## begin Excerpted data

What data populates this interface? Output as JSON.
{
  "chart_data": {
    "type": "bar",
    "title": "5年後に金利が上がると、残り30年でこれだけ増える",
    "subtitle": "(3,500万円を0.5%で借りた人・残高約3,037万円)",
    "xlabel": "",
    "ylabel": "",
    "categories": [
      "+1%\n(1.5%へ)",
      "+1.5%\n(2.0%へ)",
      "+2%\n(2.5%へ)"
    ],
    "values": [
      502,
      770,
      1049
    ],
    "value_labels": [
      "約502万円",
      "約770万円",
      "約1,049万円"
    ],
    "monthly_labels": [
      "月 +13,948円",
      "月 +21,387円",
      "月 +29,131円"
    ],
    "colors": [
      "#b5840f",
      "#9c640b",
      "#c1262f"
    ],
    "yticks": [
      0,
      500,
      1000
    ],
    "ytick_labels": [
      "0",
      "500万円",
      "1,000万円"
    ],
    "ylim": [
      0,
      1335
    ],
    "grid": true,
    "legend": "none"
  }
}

## end Excerpted data

• Written instruction: From the listing above, extract every line exactly as it stands.

• Solution below:
What data populates this interface? Output as JSON.
{
  "chart_data": {
    "type": "bar",
    "title": "5年後に金利が上がると、残り30年でこれだけ増える",
    "subtitle": "(3,500万円を0.5%で借りた人・残高約3,037万円)",
    "xlabel": "",
    "ylabel": "",
    "categories": [
      "+1%\n(1.5%へ)",
      "+1.5%\n(2.0%へ)",
      "+2%\n(2.5%へ)"
    ],
    "values": [
      502,
      770,
      1049
    ],
    "value_labels": [
      "約502万円",
      "約770万円",
      "約1,049万円"
    ],
    "monthly_labels": [
      "月 +13,948円",
      "月 +21,387円",
      "月 +29,131円"
    ],
    "colors": [
      "#b5840f",
      "#9c640b",
      "#c1262f"
    ],
    "yticks": [
      0,
      500,
      1000
    ],
    "ytick_labels": [
      "0",
      "500万円",
      "1,000万円"
    ],
    "ylim": [
      0,
      1335
    ],
    "grid": true,
    "legend": "none"
  }
}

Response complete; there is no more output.